__Instruções do exercício__
Extraia, sem qualquer alteração, a parte da notícia sobre a lei do banco de ração de Caçapava que vai de "O magistrado ressaltou" a "previstos na lei.".

TJ-SP declara constitucional lei municipal que cria banco de ração para animais
O Órgão Especial do Tribunal de Justiça de São Paulo declarou a constitucionalidade da Lei Municipal 6.177/24, da cidade de Caçapava, que estabelece a criação de um banco de ração e utensílios destinados à proteção de animais no município. A decisão foi tomada por votação unânime.
A prefeitura de Caçapava havia ingressado com uma ação direta de inconstitucionalidade, alegando que a lei violava o princípio da independência e harmonia entre os Poderes, argumentando que a matéria seria de competência exclusiva do Poder Executivo. Além disso, a prefeitura alegou afronta à Lei Orgânica do Município, que atribui ao prefeito a iniciativa de projetos de lei sobre organização administrativa, orçamentária e serviços públicos.
O desembargador Figueiredo Gonçalves, relator da ação, argumentou que "não é todo e qualquer projeto de lei que crie despesas ou determine obrigações ao Poder Executivo que estará adstrito à disciplina normativa exclusiva do prefeito, sob pena de se esvaziar a função típica da Câmara Municipal".
O magistrado ressaltou que a norma em questão apresenta proposições abstratas e genéricas relacionadas à proteção da fauna doméstica, sendo o banco de ração mantido exclusivamente por meio de doações. Acrescentou que a eventual ausência de especificação de fonte de custeio não configura infringência ao disposto no artigo 25 da Constituição Estadual, conduzindo apenas à inexequibilidade da norma no ano em que foi aprovada.
O relator também destacou que não há ofensa ao artigo 113 do Ato das Disposições Constitucionais Transitórias, na medida em que o diploma normativo não impõe renúncia de receita, tampouco pode ser classificado como despesa obrigatória que atraia a necessidade de estimativa de impacto orçamentário e financeiro. Ressaltou que cabe ao chefe do Poder Executivo definir as prioridades na alocação de recursos para concretizar os preceitos previstos na lei.
O processo tramita sob o número 2090001-26.2025.8.26.0000.

__Dados fornecidos__

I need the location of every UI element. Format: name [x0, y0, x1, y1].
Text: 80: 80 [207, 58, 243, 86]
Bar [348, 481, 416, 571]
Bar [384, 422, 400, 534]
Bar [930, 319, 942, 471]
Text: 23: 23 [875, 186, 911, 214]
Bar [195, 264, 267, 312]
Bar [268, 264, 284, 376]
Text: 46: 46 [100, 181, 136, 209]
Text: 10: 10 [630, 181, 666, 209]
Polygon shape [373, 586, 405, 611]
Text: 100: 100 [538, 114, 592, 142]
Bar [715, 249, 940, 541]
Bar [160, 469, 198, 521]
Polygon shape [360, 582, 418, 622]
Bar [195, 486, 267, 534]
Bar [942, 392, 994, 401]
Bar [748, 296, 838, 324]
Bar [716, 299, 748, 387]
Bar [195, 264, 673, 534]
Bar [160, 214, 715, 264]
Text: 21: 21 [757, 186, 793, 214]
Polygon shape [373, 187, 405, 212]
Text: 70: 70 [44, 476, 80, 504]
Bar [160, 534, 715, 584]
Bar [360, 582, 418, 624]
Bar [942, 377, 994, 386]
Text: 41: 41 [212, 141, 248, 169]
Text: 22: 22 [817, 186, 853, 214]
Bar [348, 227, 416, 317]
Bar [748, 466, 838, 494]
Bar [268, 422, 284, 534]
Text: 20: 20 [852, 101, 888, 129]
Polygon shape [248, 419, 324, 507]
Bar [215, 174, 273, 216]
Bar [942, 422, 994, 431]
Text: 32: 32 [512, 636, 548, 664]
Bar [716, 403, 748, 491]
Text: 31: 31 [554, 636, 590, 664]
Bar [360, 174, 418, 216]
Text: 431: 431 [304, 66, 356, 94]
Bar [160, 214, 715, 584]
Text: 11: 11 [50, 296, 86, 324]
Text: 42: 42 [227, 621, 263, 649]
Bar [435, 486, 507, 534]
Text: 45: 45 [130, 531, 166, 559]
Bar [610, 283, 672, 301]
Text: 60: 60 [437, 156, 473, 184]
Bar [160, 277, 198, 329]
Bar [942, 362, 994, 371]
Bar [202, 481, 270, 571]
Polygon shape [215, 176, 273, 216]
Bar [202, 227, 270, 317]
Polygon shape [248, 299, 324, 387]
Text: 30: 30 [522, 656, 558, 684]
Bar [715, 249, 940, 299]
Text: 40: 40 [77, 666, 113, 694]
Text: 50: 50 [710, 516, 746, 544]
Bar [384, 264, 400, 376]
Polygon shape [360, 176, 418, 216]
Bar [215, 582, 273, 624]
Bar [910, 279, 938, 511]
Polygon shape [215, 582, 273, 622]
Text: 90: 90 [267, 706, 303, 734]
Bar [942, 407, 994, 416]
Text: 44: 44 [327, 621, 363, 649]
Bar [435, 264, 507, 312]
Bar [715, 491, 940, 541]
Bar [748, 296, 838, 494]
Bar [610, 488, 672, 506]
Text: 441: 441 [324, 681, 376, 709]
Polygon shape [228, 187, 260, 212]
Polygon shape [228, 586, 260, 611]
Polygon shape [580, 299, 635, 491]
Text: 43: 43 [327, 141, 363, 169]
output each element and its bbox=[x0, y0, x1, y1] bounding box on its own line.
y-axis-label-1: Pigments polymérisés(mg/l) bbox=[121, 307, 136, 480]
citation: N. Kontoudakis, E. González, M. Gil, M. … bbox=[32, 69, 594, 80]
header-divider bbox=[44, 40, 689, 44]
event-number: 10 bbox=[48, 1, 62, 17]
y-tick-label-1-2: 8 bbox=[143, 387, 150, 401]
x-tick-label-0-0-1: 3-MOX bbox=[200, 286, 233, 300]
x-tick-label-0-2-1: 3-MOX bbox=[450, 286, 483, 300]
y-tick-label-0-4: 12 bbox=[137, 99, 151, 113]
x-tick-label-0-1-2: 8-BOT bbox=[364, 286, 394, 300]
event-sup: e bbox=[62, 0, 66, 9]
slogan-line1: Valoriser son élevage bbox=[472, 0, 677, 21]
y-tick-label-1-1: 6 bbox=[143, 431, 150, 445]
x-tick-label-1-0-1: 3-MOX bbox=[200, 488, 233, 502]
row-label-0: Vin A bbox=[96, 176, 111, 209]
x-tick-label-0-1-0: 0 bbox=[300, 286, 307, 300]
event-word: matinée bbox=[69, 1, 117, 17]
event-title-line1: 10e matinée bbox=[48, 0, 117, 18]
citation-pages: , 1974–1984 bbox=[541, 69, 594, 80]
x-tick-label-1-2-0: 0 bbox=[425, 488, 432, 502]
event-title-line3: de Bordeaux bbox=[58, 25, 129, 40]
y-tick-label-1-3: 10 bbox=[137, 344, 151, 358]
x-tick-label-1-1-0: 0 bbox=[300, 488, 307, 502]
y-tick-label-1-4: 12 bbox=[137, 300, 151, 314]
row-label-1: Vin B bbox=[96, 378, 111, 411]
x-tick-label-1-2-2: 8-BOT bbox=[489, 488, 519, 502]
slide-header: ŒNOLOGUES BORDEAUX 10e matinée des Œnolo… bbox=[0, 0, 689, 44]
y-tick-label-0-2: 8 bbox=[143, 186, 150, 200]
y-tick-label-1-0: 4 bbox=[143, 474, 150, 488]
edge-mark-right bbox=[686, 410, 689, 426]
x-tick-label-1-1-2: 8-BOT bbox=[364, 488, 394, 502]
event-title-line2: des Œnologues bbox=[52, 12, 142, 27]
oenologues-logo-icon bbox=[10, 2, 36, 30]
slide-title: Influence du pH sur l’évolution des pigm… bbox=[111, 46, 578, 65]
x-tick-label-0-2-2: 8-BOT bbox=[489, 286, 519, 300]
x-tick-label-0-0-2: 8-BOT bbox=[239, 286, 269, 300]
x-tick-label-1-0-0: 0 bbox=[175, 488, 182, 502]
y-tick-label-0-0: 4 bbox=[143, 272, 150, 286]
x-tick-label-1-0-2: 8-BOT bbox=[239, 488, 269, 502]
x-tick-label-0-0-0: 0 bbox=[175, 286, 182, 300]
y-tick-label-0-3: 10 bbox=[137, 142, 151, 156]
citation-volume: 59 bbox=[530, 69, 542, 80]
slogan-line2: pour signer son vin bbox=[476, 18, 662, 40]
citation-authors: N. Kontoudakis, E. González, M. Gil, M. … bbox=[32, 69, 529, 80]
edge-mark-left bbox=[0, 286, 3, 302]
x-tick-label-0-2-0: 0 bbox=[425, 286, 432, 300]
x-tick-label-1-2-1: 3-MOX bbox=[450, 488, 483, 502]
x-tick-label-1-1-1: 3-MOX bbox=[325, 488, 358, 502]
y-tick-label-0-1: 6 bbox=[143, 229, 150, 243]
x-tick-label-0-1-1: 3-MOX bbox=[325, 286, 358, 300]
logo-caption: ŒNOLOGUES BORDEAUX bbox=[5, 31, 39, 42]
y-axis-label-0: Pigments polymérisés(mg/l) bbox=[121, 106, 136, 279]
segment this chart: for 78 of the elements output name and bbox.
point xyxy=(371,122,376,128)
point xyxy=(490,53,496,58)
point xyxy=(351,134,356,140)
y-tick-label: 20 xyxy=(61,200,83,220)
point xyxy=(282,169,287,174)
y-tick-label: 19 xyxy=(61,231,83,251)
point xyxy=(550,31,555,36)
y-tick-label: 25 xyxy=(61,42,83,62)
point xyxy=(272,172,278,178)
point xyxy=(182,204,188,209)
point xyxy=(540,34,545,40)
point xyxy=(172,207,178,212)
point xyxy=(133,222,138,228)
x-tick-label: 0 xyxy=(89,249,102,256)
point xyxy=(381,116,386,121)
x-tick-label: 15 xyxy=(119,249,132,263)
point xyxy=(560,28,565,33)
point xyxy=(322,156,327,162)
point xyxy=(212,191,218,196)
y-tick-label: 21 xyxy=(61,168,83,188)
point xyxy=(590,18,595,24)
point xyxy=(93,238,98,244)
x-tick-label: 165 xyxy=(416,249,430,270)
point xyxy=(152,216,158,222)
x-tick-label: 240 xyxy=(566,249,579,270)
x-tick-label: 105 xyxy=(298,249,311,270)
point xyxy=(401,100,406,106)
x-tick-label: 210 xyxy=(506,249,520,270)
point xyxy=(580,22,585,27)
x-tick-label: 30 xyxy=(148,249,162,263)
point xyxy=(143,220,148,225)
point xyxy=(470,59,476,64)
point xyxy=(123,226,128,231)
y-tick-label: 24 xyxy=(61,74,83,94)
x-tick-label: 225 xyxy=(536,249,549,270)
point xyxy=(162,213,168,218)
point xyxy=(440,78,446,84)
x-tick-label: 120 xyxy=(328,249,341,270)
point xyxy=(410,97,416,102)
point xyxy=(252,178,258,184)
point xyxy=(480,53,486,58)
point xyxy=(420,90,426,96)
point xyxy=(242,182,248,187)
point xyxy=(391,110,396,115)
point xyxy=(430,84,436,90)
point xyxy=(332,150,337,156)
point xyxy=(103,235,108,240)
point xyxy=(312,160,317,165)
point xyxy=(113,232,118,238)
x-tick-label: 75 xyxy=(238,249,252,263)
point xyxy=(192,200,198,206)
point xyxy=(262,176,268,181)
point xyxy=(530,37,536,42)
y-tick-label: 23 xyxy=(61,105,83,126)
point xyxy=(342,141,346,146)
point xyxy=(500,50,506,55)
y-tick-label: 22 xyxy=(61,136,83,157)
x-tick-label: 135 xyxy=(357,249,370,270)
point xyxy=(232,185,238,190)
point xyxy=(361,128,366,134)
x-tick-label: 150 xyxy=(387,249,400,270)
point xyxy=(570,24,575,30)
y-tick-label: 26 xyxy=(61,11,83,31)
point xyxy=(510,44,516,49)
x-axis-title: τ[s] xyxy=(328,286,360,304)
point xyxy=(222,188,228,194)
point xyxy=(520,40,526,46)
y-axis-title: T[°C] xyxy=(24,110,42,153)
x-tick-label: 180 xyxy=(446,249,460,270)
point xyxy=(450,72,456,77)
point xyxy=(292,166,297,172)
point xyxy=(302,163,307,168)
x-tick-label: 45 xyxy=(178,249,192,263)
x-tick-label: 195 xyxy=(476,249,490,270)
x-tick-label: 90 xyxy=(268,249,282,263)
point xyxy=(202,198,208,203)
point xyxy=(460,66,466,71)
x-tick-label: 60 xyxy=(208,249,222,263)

__Solução detalhada__
O magistrado ressaltou que a norma em questão apresenta proposições abstratas e genéricas relacionadas à proteção da fauna doméstica, sendo o banco de ração mantido exclusivamente por meio de doações. Acrescentou que a eventual ausência de especificação de fonte de custeio não configura infringência ao disposto no artigo 25 da Constituição Estadual, conduzindo apenas à inexequibilidade da norma no ano em que foi aprovada.
O relator também destacou que não há ofensa ao artigo 113 do Ato das Disposições Constitucionais Transitórias, na medida em que o diploma normativo não impõe renúncia de receita, tampouco pode ser classificado como despesa obrigatória que atraia a necessidade de estimativa de impacto orçamentário e financeiro. Ressaltou que cabe ao chefe do Poder Executivo definir as prioridades na alocação de recursos para concretizar os preceitos previstos na lei.